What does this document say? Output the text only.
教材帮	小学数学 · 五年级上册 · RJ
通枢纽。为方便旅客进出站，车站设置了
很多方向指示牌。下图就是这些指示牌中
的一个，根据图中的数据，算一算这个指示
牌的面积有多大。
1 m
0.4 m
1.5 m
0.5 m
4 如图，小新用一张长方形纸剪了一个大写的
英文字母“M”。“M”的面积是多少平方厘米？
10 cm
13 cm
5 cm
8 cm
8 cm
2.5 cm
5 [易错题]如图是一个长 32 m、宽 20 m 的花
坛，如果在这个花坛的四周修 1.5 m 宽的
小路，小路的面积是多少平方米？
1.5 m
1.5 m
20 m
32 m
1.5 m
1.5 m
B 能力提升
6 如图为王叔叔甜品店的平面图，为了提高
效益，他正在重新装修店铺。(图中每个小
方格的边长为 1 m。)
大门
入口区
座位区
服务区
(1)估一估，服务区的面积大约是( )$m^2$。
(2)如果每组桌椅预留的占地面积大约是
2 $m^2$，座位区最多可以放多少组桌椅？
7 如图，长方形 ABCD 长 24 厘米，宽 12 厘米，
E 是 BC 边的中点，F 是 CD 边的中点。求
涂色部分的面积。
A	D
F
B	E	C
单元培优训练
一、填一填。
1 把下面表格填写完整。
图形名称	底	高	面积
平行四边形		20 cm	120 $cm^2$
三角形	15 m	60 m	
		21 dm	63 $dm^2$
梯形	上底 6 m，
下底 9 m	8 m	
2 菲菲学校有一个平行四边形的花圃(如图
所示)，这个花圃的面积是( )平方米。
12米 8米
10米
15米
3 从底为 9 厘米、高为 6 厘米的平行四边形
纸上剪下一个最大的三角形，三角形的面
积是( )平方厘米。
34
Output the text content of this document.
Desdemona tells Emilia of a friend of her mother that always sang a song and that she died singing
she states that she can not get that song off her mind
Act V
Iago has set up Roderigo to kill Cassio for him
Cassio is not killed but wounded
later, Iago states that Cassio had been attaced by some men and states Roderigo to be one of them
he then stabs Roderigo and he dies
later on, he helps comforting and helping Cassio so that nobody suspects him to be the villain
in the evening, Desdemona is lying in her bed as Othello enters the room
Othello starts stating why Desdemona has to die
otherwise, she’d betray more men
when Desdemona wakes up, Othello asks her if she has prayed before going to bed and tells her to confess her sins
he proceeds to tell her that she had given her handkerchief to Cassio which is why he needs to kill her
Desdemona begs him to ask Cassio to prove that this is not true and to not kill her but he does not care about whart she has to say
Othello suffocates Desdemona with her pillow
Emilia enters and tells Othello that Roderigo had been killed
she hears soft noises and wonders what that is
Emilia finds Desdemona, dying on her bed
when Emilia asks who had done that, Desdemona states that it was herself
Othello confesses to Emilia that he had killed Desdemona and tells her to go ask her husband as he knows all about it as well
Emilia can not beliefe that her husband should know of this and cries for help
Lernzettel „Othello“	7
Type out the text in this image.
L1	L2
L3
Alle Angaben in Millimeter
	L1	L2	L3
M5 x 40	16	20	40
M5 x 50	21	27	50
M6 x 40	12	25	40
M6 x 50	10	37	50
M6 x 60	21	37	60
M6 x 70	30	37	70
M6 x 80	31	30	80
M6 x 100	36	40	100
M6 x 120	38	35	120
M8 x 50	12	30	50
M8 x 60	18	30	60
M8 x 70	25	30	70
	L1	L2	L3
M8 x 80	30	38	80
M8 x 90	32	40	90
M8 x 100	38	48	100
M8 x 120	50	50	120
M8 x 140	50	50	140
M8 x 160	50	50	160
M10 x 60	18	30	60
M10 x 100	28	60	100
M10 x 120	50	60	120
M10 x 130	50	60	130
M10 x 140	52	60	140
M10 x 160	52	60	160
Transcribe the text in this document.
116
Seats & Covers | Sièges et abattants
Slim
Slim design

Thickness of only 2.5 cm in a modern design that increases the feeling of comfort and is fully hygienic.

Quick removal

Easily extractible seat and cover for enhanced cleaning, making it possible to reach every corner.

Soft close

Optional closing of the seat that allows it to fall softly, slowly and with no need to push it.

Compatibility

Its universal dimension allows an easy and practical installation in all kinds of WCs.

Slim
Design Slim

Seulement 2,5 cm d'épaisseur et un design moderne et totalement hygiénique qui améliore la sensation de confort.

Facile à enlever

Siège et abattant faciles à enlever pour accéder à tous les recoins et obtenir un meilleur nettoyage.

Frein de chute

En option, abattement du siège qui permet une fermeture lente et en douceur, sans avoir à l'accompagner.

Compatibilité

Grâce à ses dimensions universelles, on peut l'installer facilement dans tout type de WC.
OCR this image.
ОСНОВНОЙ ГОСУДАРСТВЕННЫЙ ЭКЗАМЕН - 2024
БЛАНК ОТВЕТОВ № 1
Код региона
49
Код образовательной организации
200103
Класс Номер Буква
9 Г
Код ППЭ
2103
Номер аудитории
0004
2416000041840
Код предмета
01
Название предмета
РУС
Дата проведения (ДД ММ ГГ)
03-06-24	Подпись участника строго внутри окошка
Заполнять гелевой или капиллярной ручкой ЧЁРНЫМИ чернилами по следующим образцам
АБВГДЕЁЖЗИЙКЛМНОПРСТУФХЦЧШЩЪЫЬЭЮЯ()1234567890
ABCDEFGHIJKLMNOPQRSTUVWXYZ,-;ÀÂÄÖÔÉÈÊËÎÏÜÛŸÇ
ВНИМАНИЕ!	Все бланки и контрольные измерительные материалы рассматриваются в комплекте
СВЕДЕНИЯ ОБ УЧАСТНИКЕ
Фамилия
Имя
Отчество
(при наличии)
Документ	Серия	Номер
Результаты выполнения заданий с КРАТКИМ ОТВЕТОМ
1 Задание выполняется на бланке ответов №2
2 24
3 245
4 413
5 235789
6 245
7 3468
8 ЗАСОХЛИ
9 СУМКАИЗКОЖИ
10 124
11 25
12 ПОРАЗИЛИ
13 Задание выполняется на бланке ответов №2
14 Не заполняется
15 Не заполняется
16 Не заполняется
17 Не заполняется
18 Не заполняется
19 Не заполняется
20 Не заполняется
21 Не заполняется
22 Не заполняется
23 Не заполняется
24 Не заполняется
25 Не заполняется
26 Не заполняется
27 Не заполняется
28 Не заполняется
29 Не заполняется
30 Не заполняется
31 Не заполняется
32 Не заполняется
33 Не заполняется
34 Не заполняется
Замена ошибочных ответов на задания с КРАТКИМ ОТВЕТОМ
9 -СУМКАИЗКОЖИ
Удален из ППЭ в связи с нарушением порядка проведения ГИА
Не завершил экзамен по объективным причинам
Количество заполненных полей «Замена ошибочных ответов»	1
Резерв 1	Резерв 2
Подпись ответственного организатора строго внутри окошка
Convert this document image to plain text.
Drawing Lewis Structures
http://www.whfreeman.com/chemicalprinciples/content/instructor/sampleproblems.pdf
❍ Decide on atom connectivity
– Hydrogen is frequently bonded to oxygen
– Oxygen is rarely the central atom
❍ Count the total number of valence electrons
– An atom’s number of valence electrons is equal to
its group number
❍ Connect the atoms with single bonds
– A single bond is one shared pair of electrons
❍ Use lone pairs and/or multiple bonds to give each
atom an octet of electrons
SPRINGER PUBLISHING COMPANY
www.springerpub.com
# # # # #
*AIM*:
Repeat the data precisely, line by line.

*EXPECTED ANSWER*:
What does this document say? Output the text only.
教材帮	小学数学 · 五年级上册 · RJ
通枢纽。为方便旅客进出站，车站设置了
很多方向指示牌。下图就是这些指示牌中
的一个，根据图中的数据，算一算这个指示
牌的面积有多大。
1 m
0.4 m
1.5 m
0.5 m
4 如图，小新用一张长方形纸剪了一个大写的
英文字母“M”。“M”的面积是多少平方厘米？
10 cm
13 cm
5 cm
8 cm
8 cm
2.5 cm
5 [易错题]如图是一个长 32 m、宽 20 m 的花
坛，如果在这个花坛的四周修 1.5 m 宽的
小路，小路的面积是多少平方米？
1.5 m
1.5 m
20 m
32 m
1.5 m
1.5 m
B 能力提升
6 如图为王叔叔甜品店的平面图，为了提高
效益，他正在重新装修店铺。(图中每个小
方格的边长为 1 m。)
大门
入口区
座位区
服务区
(1)估一估，服务区的面积大约是( )$m^2$。
(2)如果每组桌椅预留的占地面积大约是
2 $m^2$，座位区最多可以放多少组桌椅？
7 如图，长方形 ABCD 长 24 厘米，宽 12 厘米，
E 是 BC 边的中点，F 是 CD 边的中点。求
涂色部分的面积。
A	D
F
B	E	C
单元培优训练
一、填一填。
1 把下面表格填写完整。
图形名称	底	高	面积
平行四边形		20 cm	120 $cm^2$
三角形	15 m	60 m	
		21 dm	63 $dm^2$
梯形	上底 6 m，
下底 9 m	8 m	
2 菲菲学校有一个平行四边形的花圃(如图
所示)，这个花圃的面积是( )平方米。
12米 8米
10米
15米
3 从底为 9 厘米、高为 6 厘米的平行四边形
纸上剪下一个最大的三角形，三角形的面
积是( )平方厘米。
34
Output the text content of this document.
Desdemona tells Emilia of a friend of her mother that always sang a song and that she died singing
she states that she can not get that song off her mind
Act V
Iago has set up Roderigo to kill Cassio for him
Cassio is not killed but wounded
later, Iago states that Cassio had been attaced by some men and states Roderigo to be one of them
he then stabs Roderigo and he dies
later on, he helps comforting and helping Cassio so that nobody suspects him to be the villain
in the evening, Desdemona is lying in her bed as Othello enters the room
Othello starts stating why Desdemona has to die
otherwise, she’d betray more men
when Desdemona wakes up, Othello asks her if she has prayed before going to bed and tells her to confess her sins
he proceeds to tell her that she had given her handkerchief to Cassio which is why he needs to kill her
Desdemona begs him to ask Cassio to prove that this is not true and to not kill her but he does not care about whart she has to say
Othello suffocates Desdemona with her pillow
Emilia enters and tells Othello that Roderigo had been killed
she hears soft noises and wonders what that is
Emilia finds Desdemona, dying on her bed
when Emilia asks who had done that, Desdemona states that it was herself
Othello confesses to Emilia that he had killed Desdemona and tells her to go ask her husband as he knows all about it as well
Emilia can not beliefe that her husband should know of this and cries for help
Lernzettel „Othello“	7
Type out the text in this image.
L1	L2
L3
Alle Angaben in Millimeter
	L1	L2	L3
M5 x 40	16	20	40
M5 x 50	21	27	50
M6 x 40	12	25	40
M6 x 50	10	37	50
M6 x 60	21	37	60
M6 x 70	30	37	70
M6 x 80	31	30	80
M6 x 100	36	40	100
M6 x 120	38	35	120
M8 x 50	12	30	50
M8 x 60	18	30	60
M8 x 70	25	30	70
	L1	L2	L3
M8 x 80	30	38	80
M8 x 90	32	40	90
M8 x 100	38	48	100
M8 x 120	50	50	120
M8 x 140	50	50	140
M8 x 160	50	50	160
M10 x 60	18	30	60
M10 x 100	28	60	100
M10 x 120	50	60	120
M10 x 130	50	60	130
M10 x 140	52	60	140
M10 x 160	52	60	160
Transcribe the text in this document.
116
Seats & Covers | Sièges et abattants
Slim
Slim design

Thickness of only 2.5 cm in a modern design that increases the feeling of comfort and is fully hygienic.

Quick removal

Easily extractible seat and cover for enhanced cleaning, making it possible to reach every corner.

Soft close

Optional closing of the seat that allows it to fall softly, slowly and with no need to push it.

Compatibility

Its universal dimension allows an easy and practical installation in all kinds of WCs.

Slim
Design Slim

Seulement 2,5 cm d'épaisseur et un design moderne et totalement hygiénique qui améliore la sensation de confort.

Facile à enlever

Siège et abattant faciles à enlever pour accéder à tous les recoins et obtenir un meilleur nettoyage.

Frein de chute

En option, abattement du siège qui permet une fermeture lente et en douceur, sans avoir à l'accompagner.

Compatibilité

Grâce à ses dimensions universelles, on peut l'installer facilement dans tout type de WC.
OCR this image.
ОСНОВНОЙ ГОСУДАРСТВЕННЫЙ ЭКЗАМЕН - 2024
БЛАНК ОТВЕТОВ № 1
Код региона
49
Код образовательной организации
200103
Класс Номер Буква
9 Г
Код ППЭ
2103
Номер аудитории
0004
2416000041840
Код предмета
01
Название предмета
РУС
Дата проведения (ДД ММ ГГ)
03-06-24	Подпись участника строго внутри окошка
Заполнять гелевой или капиллярной ручкой ЧЁРНЫМИ чернилами по следующим образцам
АБВГДЕЁЖЗИЙКЛМНОПРСТУФХЦЧШЩЪЫЬЭЮЯ()1234567890
ABCDEFGHIJKLMNOPQRSTUVWXYZ,-;ÀÂÄÖÔÉÈÊËÎÏÜÛŸÇ
ВНИМАНИЕ!	Все бланки и контрольные измерительные материалы рассматриваются в комплекте
СВЕДЕНИЯ ОБ УЧАСТНИКЕ
Фамилия
Имя
Отчество
(при наличии)
Документ	Серия	Номер
Результаты выполнения заданий с КРАТКИМ ОТВЕТОМ
1 Задание выполняется на бланке ответов №2
2 24
3 245
4 413
5 235789
6 245
7 3468
8 ЗАСОХЛИ
9 СУМКАИЗКОЖИ
10 124
11 25
12 ПОРАЗИЛИ
13 Задание выполняется на бланке ответов №2
14 Не заполняется
15 Не заполняется
16 Не заполняется
17 Не заполняется
18 Не заполняется
19 Не заполняется
20 Не заполняется
21 Не заполняется
22 Не заполняется
23 Не заполняется
24 Не заполняется
25 Не заполняется
26 Не заполняется
27 Не заполняется
28 Не заполняется
29 Не заполняется
30 Не заполняется
31 Не заполняется
32 Не заполняется
33 Не заполняется
34 Не заполняется
Замена ошибочных ответов на задания с КРАТКИМ ОТВЕТОМ
9 -СУМКАИЗКОЖИ
Удален из ППЭ в связи с нарушением порядка проведения ГИА
Не завершил экзамен по объективным причинам
Количество заполненных полей «Замена ошибочных ответов»	1
Резерв 1	Резерв 2
Подпись ответственного организатора строго внутри окошка
Convert this document image to plain text.
Drawing Lewis Structures
http://www.whfreeman.com/chemicalprinciples/content/instructor/sampleproblems.pdf
❍ Decide on atom connectivity
– Hydrogen is frequently bonded to oxygen
– Oxygen is rarely the central atom
❍ Count the total number of valence electrons
– An atom’s number of valence electrons is equal to
its group number
❍ Connect the atoms with single bonds
– A single bond is one shared pair of electrons
❍ Use lone pairs and/or multiple bonds to give each
atom an octet of electrons
SPRINGER PUBLISHING COMPANY
www.springerpub.com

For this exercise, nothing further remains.